• **WRITTEN PROBLEM**:
Show every line where "title" occurs.

• **WORKING DATA**:
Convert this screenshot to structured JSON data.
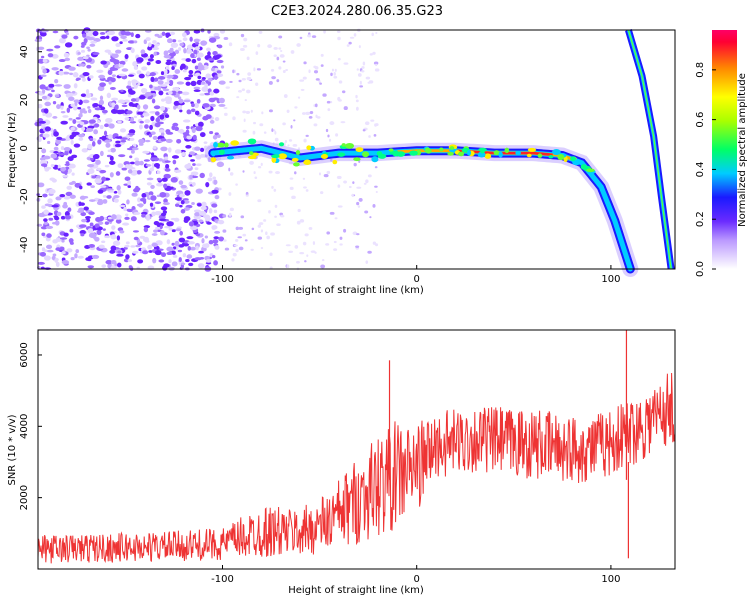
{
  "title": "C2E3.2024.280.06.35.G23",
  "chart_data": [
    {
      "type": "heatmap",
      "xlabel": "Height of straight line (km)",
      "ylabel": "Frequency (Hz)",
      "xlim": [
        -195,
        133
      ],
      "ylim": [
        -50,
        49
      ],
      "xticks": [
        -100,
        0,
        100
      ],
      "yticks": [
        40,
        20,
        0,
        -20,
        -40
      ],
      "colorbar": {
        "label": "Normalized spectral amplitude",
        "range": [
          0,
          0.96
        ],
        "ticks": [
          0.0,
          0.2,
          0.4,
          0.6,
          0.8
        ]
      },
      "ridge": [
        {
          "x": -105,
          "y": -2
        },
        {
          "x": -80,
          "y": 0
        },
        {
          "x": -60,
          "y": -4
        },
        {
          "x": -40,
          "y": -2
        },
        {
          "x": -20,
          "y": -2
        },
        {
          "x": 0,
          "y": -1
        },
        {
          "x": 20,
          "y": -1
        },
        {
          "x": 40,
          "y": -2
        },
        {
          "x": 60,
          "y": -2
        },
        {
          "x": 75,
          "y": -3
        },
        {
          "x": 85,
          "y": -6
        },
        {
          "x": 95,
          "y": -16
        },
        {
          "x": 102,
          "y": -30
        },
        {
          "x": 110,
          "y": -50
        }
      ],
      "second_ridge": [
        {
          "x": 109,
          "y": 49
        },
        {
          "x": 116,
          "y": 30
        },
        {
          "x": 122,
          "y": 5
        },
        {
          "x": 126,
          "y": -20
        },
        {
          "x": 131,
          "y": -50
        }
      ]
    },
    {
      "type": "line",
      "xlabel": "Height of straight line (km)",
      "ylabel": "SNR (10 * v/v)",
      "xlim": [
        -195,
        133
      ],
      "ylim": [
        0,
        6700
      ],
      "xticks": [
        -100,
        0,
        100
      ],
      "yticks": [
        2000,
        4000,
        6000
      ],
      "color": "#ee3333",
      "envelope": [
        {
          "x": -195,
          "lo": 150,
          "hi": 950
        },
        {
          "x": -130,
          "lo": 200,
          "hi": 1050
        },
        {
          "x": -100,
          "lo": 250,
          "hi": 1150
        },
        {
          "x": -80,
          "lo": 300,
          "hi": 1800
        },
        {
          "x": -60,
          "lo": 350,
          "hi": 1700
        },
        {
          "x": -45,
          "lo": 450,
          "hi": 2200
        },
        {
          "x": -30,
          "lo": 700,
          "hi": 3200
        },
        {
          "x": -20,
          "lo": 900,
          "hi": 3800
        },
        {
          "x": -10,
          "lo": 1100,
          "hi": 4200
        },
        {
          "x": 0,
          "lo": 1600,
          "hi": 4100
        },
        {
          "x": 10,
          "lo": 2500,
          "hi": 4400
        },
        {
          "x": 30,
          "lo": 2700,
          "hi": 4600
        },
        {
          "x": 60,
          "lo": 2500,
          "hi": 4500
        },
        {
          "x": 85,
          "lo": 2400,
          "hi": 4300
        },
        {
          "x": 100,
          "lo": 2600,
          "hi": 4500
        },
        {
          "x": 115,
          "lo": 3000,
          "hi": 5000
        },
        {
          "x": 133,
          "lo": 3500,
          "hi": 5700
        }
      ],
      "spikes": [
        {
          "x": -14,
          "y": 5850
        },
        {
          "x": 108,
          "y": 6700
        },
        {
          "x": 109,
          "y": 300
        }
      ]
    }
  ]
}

* * *

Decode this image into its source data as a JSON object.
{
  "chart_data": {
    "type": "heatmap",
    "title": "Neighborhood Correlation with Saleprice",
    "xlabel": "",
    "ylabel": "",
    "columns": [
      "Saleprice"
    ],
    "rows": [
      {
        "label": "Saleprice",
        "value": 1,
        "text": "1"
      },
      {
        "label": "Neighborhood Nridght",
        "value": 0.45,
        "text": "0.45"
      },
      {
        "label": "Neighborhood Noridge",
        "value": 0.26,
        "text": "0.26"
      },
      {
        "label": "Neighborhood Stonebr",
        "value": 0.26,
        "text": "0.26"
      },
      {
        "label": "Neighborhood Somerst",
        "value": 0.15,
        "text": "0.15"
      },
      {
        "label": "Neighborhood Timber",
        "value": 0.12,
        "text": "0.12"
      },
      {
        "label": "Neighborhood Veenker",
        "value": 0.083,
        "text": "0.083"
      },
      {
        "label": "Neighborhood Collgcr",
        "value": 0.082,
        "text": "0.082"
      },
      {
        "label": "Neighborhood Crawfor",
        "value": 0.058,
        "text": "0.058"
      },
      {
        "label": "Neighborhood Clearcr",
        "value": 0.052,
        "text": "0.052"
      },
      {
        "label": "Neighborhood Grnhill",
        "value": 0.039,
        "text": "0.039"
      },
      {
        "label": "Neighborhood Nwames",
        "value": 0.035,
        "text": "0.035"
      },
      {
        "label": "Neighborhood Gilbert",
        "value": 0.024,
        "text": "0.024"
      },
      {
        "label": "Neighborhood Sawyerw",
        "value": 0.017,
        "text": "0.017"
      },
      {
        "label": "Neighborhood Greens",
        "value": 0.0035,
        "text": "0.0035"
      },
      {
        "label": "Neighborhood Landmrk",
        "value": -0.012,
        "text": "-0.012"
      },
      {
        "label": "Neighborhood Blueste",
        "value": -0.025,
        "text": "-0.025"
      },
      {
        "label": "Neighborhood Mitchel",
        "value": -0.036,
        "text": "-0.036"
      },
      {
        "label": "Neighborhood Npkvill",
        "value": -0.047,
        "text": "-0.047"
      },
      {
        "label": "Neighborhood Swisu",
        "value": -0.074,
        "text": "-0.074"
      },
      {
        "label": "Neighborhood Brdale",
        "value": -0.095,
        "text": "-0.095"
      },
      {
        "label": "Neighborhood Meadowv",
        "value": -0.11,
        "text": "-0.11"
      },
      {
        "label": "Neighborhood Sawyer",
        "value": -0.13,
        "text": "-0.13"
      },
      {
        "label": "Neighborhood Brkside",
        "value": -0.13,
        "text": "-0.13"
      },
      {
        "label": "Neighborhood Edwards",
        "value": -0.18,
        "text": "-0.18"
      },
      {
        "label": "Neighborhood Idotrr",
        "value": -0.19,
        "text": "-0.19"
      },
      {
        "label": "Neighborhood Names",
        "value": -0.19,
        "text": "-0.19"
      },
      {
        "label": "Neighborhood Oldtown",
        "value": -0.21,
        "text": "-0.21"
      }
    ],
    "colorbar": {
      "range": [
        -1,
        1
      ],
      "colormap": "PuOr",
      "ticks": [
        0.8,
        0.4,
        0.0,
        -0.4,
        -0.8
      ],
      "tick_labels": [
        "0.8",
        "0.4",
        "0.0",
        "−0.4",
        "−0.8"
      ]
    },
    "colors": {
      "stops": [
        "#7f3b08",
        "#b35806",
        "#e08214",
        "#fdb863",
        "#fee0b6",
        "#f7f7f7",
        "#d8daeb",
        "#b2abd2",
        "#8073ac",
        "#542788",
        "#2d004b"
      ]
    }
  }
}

• **RESULT**:
  "title": "C2E3.2024.280.06.35.G23",
    "title": "Neighborhood Correlation with Saleprice",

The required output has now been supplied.